Reproduce the stretch from "In our ancestral days, our" through "problems and bad breath." in the dental floss text, word for word.

### TEXT EXCERPT
--- START ---
In our ancestral days, our eating habits were limited to very organic food material which are very different from today’s modern processed foods. Our ancestral food consumption had properties that did not bind hard to teeth like todays' processed foods do. It is the food material left behind that creates dental problems and bad breath.


In our ancestral days, we did not live nearly as long as we do now in modern times so poorly maintained/cleaned teeth have a greater chance to show problematic diseases and bad breath. Now that we are living much longer lives, we hear that constant nagging doctor/hygienist saying "You need to brush more. You need to Floss more". Long ago, people would use a frayed stick to brush food off their teeth. This frayed stick graduated to our modern toothbrush of multiple designs that we can find at the store. Probably shortly after the frayed stick, someone grabbed a piece of loose thread off their shirt to pull it through our teeth. This loose thread then graduated to out modern "dental floss", waxed or not. What you are seeing is a very dynamic process of inventions developed from a need.


The frayed stick improved to a toothbrush and a piece of thread improved to dental floss, so what is so bad about dental floss? Dental floss, in it's time, has been great but there are some problems. To show you the problems, I need to review the dental floss technique taught by our dentist or dental hygienist. Basically, you take a piece of floss, about 12" long, wrapping it around your index fingers and then using your thumbs in tandem, guide the floss through the contacts, between the teeth. Using an up and down, side to side motion over the sides of the two teeth you have the floss between, you can better clean off food and plaque. This process is repeated from tooth to tooth until finished and "voila" you have clean teeth....or we think.


The problem begins with both the limitations of floss and technique. When dental floss is first taken from it's container, it's clean, without bacteria on it. The problem is that once it touches the tooth and begins it's journey down and around the tooth, it becomes dirty, via this technique. This floss is now contaminated with plaque and bacteria. Moving it from side to side will help dislodge larger pieces of food but it is now "smearing" bacteria over the same areas. Bacteria in plaque is one of the biggest culprits in dental disease and bad breath, so in the end, dental floss has done little to actually remove bacteria. To make matters worse, a large percentage of people using floss, will look at it saying to themselves "Well, that still looks good. I'll use it again on the next area until it is so frayed that it will break". What this creates now is dirty floss used on another area! Gross!
--- END ---
### DATASET EXCERPTS
--- START ---
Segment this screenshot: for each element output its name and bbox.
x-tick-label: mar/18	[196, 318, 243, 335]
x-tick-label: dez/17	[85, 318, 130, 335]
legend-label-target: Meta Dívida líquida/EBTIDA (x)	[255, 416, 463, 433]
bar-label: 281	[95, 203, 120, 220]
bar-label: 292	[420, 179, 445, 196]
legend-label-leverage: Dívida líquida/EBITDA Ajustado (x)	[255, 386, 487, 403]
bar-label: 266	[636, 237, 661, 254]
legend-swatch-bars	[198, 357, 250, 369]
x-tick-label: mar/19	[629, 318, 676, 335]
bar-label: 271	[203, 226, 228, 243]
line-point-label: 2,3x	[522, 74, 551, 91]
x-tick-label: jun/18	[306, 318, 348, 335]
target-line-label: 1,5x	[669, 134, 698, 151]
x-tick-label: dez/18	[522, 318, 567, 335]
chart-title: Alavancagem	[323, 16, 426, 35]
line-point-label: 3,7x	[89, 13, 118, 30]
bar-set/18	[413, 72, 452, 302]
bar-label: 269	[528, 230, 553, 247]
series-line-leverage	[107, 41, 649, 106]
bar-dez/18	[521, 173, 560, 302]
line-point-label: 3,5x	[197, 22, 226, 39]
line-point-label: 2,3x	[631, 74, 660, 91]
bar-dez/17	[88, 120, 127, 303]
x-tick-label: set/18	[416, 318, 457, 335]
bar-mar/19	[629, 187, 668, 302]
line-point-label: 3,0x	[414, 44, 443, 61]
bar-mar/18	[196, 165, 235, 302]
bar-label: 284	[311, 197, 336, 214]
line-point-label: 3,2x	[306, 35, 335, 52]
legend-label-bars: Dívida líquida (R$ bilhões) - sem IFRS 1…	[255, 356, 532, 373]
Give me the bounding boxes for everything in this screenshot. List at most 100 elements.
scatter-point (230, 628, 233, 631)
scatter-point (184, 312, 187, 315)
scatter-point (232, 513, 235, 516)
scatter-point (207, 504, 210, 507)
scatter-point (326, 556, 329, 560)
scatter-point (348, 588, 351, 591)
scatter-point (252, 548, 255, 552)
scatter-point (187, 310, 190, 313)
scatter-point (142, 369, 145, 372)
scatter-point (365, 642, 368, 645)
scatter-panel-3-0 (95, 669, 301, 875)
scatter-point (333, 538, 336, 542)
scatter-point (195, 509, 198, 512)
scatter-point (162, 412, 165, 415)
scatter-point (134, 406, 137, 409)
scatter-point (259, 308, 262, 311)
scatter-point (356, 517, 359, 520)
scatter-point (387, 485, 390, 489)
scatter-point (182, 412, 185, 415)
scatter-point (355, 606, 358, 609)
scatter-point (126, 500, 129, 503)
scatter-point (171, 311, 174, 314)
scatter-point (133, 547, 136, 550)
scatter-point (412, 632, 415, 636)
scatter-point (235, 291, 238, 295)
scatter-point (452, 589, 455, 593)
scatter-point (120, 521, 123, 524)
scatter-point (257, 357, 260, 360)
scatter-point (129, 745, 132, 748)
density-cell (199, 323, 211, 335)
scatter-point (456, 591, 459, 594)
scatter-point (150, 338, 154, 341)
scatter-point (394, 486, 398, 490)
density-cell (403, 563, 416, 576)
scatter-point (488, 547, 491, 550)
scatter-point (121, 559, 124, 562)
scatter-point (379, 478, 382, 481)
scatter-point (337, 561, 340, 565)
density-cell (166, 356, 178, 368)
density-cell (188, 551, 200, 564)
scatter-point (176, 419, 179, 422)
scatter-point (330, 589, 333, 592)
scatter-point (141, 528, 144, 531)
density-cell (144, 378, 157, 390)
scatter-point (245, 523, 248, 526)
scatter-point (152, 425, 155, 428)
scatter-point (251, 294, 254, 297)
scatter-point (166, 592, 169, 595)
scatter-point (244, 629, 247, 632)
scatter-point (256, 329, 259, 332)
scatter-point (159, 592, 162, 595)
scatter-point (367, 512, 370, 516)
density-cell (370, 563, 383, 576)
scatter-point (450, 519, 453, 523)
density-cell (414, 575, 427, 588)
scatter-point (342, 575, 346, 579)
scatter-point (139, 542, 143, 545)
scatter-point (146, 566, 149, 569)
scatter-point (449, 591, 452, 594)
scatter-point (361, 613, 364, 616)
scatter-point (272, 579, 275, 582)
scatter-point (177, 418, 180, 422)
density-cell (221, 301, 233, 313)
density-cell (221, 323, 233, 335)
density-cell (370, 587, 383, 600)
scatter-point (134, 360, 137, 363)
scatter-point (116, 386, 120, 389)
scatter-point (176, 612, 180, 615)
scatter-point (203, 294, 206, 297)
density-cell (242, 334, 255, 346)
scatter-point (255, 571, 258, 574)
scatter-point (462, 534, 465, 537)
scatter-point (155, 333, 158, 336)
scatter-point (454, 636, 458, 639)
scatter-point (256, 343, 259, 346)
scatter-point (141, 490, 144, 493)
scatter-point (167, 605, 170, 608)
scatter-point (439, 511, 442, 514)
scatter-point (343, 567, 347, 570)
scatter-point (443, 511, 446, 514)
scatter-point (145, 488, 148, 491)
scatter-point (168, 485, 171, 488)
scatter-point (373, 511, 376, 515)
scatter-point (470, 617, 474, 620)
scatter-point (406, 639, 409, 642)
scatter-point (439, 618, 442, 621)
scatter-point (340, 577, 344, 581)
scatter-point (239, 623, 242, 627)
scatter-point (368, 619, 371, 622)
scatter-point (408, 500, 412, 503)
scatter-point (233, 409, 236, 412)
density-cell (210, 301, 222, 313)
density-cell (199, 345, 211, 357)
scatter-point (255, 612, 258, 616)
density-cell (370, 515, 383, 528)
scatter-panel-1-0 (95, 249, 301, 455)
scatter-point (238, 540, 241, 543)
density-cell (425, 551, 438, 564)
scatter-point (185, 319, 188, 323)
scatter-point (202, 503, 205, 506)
--- END ---
### ANSWER SPACE
In our ancestral days, our eating habits were limited to very organic food material which are very different from today’s modern processed foods. Our ancestral food consumption had properties that did not bind hard to teeth like todays' processed foods do. It is the food material left behind that creates dental problems and bad breath.